Exercise prompt
Find every line in the records below that holds the word "this", and copy it out.

···

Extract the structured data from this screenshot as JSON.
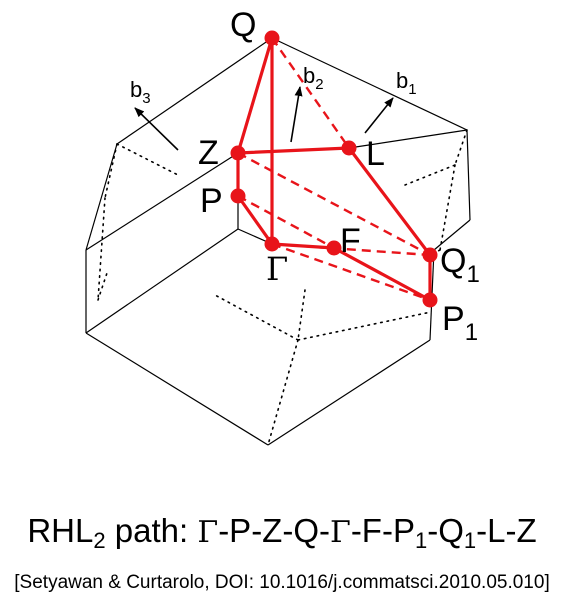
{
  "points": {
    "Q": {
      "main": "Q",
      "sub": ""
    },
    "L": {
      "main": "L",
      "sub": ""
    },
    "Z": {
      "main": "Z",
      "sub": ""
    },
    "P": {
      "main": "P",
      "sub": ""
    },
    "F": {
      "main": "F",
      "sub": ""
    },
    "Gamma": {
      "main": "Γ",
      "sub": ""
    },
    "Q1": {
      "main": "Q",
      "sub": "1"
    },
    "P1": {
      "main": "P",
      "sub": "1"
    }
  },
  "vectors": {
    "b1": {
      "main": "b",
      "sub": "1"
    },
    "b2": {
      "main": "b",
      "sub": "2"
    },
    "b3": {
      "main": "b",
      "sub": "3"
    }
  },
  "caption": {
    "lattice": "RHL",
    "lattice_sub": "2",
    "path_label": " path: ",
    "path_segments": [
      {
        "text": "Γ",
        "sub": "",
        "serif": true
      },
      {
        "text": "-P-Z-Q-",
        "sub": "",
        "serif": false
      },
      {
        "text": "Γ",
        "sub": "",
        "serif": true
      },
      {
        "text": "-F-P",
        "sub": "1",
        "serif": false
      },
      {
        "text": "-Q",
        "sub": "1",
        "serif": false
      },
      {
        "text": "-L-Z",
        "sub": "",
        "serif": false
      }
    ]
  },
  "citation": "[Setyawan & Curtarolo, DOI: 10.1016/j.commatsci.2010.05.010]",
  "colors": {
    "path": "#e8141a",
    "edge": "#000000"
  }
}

···

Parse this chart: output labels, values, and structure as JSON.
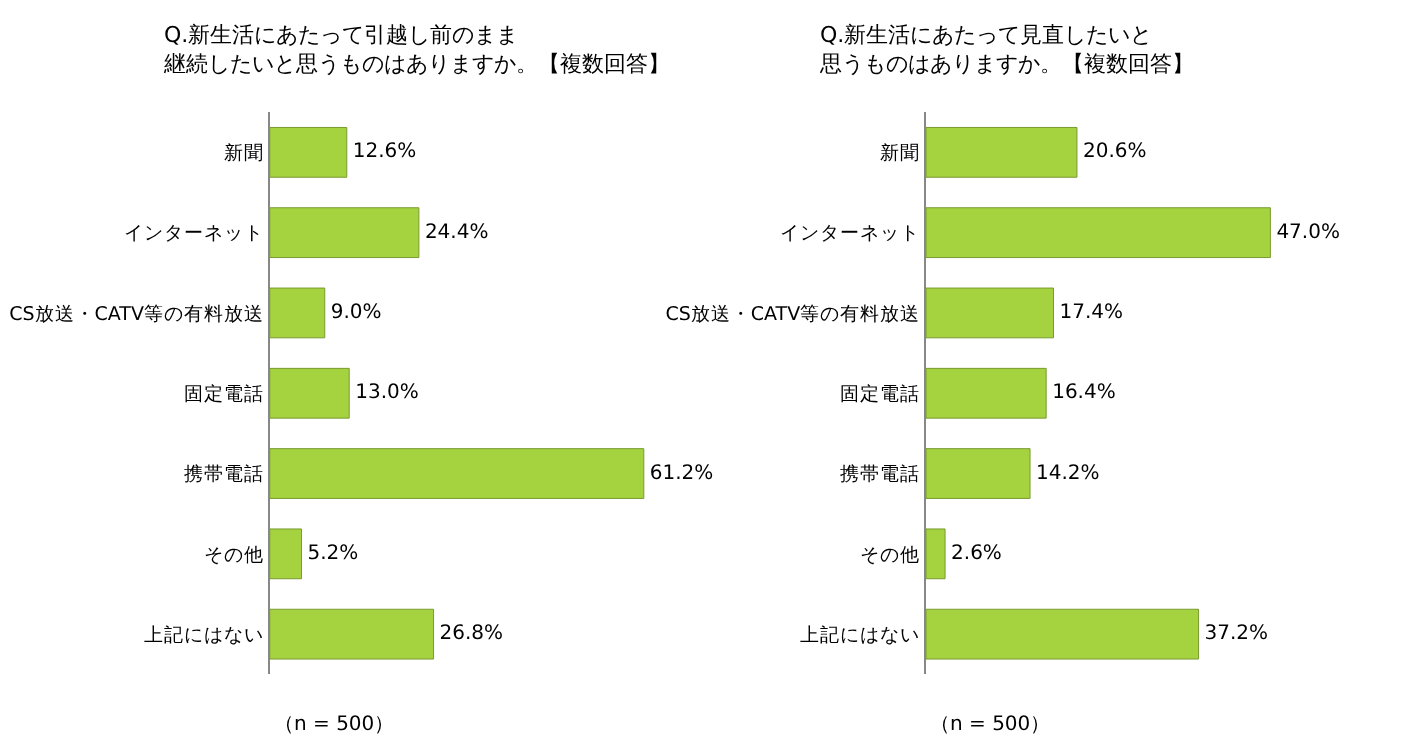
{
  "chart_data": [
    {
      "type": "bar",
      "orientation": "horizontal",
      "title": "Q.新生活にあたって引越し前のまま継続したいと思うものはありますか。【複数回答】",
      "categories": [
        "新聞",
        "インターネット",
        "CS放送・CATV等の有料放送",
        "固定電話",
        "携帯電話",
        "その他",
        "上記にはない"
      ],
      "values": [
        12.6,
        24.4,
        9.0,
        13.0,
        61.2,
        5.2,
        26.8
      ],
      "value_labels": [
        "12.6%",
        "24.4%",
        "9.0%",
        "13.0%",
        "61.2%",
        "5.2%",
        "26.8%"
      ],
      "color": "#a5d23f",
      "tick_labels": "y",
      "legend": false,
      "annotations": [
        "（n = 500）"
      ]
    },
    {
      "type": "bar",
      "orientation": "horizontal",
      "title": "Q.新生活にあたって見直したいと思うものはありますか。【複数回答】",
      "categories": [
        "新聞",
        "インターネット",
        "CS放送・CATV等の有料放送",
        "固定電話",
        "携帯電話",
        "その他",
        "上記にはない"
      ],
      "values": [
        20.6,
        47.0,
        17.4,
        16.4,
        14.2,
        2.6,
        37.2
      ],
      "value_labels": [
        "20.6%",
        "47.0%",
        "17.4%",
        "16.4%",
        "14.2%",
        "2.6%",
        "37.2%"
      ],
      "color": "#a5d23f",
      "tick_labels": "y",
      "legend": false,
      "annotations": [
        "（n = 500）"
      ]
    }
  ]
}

···

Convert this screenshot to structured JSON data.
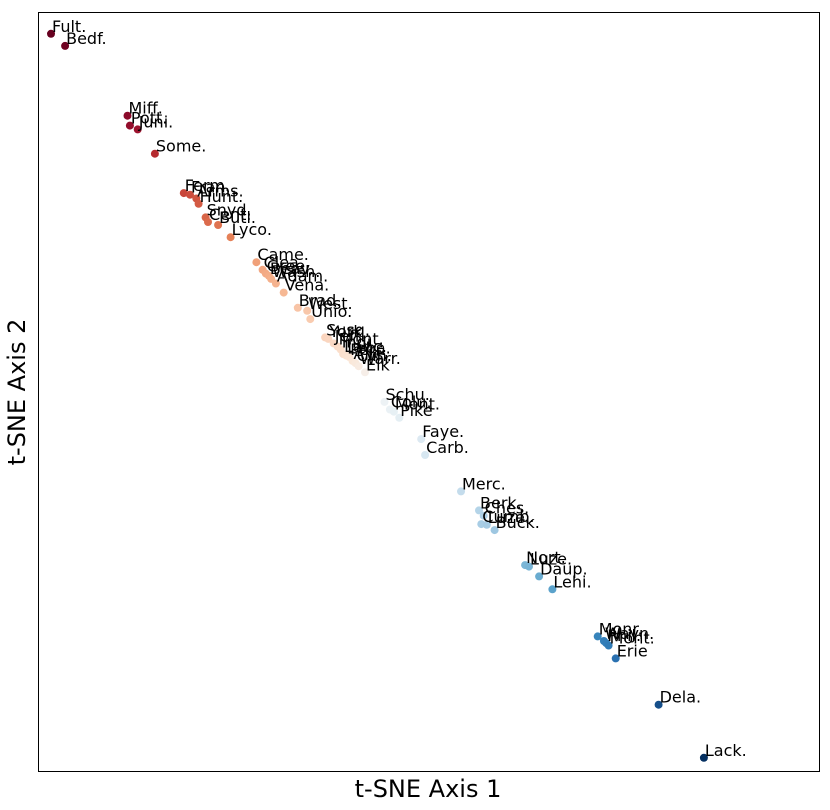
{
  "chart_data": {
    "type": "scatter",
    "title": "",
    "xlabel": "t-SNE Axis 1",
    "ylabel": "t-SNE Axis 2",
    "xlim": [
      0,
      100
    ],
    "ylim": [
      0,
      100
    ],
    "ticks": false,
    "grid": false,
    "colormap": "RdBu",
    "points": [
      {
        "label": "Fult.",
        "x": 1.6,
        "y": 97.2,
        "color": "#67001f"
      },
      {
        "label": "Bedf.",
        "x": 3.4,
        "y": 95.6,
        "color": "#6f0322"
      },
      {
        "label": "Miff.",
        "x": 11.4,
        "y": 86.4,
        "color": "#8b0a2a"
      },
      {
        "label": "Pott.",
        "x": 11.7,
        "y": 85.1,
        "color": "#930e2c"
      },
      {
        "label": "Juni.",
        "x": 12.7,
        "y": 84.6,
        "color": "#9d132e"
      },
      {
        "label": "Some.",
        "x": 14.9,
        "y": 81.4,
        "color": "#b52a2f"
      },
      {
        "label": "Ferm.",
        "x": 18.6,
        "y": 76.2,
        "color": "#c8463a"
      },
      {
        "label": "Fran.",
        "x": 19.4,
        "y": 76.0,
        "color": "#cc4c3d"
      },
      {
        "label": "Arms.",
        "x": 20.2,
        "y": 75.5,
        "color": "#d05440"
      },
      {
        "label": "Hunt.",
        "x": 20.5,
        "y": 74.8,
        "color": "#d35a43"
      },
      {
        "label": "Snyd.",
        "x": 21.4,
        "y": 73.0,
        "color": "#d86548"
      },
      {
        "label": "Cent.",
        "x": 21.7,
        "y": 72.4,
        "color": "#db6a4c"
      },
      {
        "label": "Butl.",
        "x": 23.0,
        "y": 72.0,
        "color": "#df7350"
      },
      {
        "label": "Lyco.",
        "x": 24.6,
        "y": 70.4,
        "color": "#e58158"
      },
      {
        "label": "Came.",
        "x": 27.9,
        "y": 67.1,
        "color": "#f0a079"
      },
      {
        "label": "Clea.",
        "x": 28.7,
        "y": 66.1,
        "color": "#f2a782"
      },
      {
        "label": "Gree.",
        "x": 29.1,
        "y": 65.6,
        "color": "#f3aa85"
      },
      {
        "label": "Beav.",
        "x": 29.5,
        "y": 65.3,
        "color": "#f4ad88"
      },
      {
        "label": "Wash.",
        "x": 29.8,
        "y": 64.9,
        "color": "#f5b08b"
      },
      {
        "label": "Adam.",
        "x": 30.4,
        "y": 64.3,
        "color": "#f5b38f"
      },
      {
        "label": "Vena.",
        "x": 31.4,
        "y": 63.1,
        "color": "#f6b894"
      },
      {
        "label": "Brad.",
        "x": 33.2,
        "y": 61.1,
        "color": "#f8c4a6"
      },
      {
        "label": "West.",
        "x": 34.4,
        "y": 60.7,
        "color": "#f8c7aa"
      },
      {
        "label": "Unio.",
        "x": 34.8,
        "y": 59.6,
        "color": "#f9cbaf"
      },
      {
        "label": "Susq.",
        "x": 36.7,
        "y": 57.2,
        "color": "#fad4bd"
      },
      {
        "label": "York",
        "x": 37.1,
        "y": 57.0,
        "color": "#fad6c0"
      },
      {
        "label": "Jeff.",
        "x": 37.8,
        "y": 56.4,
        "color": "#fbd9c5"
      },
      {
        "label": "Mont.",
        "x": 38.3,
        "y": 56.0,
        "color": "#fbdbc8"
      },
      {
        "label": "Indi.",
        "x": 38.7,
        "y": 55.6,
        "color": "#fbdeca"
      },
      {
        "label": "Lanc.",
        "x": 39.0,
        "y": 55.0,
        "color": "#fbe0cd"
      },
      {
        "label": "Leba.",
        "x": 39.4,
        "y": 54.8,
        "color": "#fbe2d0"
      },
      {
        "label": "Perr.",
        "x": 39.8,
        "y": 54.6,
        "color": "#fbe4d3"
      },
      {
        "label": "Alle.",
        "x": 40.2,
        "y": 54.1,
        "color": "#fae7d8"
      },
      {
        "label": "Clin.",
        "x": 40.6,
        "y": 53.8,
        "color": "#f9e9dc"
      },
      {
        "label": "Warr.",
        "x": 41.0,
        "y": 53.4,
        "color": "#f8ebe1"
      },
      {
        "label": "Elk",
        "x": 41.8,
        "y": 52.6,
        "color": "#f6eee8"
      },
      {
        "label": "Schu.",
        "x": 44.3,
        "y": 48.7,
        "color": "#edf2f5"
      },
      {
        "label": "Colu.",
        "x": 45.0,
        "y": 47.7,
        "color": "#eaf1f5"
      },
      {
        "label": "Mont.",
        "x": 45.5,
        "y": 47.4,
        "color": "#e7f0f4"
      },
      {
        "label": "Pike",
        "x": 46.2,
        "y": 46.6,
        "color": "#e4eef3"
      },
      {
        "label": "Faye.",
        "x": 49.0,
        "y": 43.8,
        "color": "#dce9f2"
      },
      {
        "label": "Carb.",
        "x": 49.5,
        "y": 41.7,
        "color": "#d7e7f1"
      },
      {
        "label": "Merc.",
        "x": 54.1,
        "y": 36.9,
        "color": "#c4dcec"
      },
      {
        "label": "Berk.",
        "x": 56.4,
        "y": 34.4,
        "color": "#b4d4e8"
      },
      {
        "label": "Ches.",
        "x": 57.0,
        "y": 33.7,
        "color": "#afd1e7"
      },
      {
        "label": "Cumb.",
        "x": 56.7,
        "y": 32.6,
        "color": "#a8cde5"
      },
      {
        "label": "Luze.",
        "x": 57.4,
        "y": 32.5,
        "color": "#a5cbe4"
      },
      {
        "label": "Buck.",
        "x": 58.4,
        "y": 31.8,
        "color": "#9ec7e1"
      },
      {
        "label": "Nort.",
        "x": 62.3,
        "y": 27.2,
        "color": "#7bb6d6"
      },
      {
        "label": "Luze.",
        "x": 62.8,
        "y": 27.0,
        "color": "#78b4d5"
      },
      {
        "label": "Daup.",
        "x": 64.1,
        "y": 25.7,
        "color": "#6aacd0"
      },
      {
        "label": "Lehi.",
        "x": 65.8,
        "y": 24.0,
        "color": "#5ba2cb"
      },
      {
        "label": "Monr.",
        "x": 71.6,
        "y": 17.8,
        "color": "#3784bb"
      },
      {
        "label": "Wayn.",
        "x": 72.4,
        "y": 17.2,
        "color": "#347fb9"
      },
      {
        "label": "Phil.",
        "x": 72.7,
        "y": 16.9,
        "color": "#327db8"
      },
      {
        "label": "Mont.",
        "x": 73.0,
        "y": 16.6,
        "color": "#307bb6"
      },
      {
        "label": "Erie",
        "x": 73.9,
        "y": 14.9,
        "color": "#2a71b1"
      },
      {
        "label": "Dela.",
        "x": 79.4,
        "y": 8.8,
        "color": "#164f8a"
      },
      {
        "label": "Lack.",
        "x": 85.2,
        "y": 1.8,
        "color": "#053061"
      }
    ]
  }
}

···

Exercise output
Extract the structured data from this screenshot as JSON.
Parse this chart: output labels, values, and structure as JSON.
Convert this screenshot to structured JSON data.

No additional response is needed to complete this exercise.